>> Start

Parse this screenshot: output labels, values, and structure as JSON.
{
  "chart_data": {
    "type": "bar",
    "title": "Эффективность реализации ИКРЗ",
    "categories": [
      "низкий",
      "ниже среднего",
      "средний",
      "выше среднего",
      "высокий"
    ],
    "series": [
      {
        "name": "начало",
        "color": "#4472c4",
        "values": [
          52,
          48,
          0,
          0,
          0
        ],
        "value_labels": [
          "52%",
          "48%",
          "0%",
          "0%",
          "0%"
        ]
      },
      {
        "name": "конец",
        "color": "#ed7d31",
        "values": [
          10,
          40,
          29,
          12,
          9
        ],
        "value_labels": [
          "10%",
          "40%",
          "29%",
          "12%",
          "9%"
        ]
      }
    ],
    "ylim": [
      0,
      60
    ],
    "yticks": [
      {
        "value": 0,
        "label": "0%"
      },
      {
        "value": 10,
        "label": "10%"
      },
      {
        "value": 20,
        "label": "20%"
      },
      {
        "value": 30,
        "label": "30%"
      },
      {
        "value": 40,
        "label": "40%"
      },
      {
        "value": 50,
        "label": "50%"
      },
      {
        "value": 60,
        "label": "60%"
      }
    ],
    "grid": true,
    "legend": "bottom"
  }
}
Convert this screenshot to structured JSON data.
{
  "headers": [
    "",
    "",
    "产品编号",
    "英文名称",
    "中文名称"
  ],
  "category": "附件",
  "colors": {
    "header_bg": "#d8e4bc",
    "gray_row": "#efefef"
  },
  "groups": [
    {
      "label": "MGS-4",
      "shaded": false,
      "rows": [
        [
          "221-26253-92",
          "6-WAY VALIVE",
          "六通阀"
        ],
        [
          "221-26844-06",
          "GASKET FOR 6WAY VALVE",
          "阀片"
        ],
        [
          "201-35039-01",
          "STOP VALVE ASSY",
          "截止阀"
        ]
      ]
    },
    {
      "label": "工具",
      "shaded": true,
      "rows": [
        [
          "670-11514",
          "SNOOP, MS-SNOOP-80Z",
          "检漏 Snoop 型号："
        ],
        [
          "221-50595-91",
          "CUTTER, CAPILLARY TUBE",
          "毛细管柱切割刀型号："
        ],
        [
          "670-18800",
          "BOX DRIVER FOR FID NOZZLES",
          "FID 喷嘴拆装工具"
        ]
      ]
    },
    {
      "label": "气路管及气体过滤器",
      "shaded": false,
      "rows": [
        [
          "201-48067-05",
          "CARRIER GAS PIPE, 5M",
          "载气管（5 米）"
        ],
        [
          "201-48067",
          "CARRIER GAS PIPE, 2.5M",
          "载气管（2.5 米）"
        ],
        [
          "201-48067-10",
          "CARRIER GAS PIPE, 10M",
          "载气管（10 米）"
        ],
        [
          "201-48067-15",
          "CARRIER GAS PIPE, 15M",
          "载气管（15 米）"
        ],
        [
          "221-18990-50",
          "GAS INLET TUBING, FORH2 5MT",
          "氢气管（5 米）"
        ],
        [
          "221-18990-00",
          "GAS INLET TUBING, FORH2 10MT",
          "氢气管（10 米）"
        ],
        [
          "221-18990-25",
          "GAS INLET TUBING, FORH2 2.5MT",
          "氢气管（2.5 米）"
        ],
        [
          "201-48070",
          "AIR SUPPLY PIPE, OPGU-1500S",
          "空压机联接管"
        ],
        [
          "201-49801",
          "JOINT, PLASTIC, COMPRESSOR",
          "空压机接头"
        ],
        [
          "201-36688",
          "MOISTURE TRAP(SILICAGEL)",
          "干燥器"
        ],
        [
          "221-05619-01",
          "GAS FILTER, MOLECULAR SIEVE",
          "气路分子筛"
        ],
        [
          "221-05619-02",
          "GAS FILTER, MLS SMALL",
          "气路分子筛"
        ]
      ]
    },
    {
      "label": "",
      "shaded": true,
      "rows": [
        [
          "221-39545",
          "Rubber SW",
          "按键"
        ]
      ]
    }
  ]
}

>> End

Task details: Reproduce each record exactly as it appears.

Task solution:
Parse this screenshot: output labels, values, and structure as JSON.
{
  "chart_data": {
    "type": "bar",
    "title": "Эффективность реализации ИКРЗ",
    "categories": [
      "низкий",
      "ниже среднего",
      "средний",
      "выше среднего",
      "высокий"
    ],
    "series": [
      {
        "name": "начало",
        "color": "#4472c4",
        "values": [
          52,
          48,
          0,
          0,
          0
        ],
        "value_labels": [
          "52%",
          "48%",
          "0%",
          "0%",
          "0%"
        ]
      },
      {
        "name": "конец",
        "color": "#ed7d31",
        "values": [
          10,
          40,
          29,
          12,
          9
        ],
        "value_labels": [
          "10%",
          "40%",
          "29%",
          "12%",
          "9%"
        ]
      }
    ],
    "ylim": [
      0,
      60
    ],
    "yticks": [
      {
        "value": 0,
        "label": "0%"
      },
      {
        "value": 10,
        "label": "10%"
      },
      {
        "value": 20,
        "label": "20%"
      },
      {
        "value": 30,
        "label": "30%"
      },
      {
        "value": 40,
        "label": "40%"
      },
      {
        "value": 50,
        "label": "50%"
      },
      {
        "value": 60,
        "label": "60%"
      }
    ],
    "grid": true,
    "legend": "bottom"
  }
}
Convert this screenshot to structured JSON data.
{
  "headers": [
    "",
    "",
    "产品编号",
    "英文名称",
    "中文名称"
  ],
  "category": "附件",
  "colors": {
    "header_bg": "#d8e4bc",
    "gray_row": "#efefef"
  },
  "groups": [
    {
      "label": "MGS-4",
      "shaded": false,
      "rows": [
        [
          "221-26253-92",
          "6-WAY VALIVE",
          "六通阀"
        ],
        [
          "221-26844-06",
          "GASKET FOR 6WAY VALVE",
          "阀片"
        ],
        [
          "201-35039-01",
          "STOP VALVE ASSY",
          "截止阀"
        ]
      ]
    },
    {
      "label": "工具",
      "shaded": true,
      "rows": [
        [
          "670-11514",
          "SNOOP, MS-SNOOP-80Z",
          "检漏 Snoop 型号："
        ],
        [
          "221-50595-91",
          "CUTTER, CAPILLARY TUBE",
          "毛细管柱切割刀型号："
        ],
        [
          "670-18800",
          "BOX DRIVER FOR FID NOZZLES",
          "FID 喷嘴拆装工具"
        ]
      ]
    },
    {
      "label": "气路管及气体过滤器",
      "shaded": false,
      "rows": [
        [
          "201-48067-05",
          "CARRIER GAS PIPE, 5M",
          "载气管（5 米）"
        ],
        [
          "201-48067",
          "CARRIER GAS PIPE, 2.5M",
          "载气管（2.5 米）"
        ],
        [
          "201-48067-10",
          "CARRIER GAS PIPE, 10M",
          "载气管（10 米）"
        ],
        [
          "201-48067-15",
          "CARRIER GAS PIPE, 15M",
          "载气管（15 米）"
        ],
        [
          "221-18990-50",
          "GAS INLET TUBING, FORH2 5MT",
          "氢气管（5 米）"
        ],
        [
          "221-18990-00",
          "GAS INLET TUBING, FORH2 10MT",
          "氢气管（10 米）"
        ],
        [
          "221-18990-25",
          "GAS INLET TUBING, FORH2 2.5MT",
          "氢气管（2.5 米）"
        ],
        [
          "201-48070",
          "AIR SUPPLY PIPE, OPGU-1500S",
          "空压机联接管"
        ],
        [
          "201-49801",
          "JOINT, PLASTIC, COMPRESSOR",
          "空压机接头"
        ],
        [
          "201-36688",
          "MOISTURE TRAP(SILICAGEL)",
          "干燥器"
        ],
        [
          "221-05619-01",
          "GAS FILTER, MOLECULAR SIEVE",
          "气路分子筛"
        ],
        [
          "221-05619-02",
          "GAS FILTER, MLS SMALL",
          "气路分子筛"
        ]
      ]
    },
    {
      "label": "",
      "shaded": true,
      "rows": [
        [
          "221-39545",
          "Rubber SW",
          "按键"
        ]
      ]
    }
  ]
}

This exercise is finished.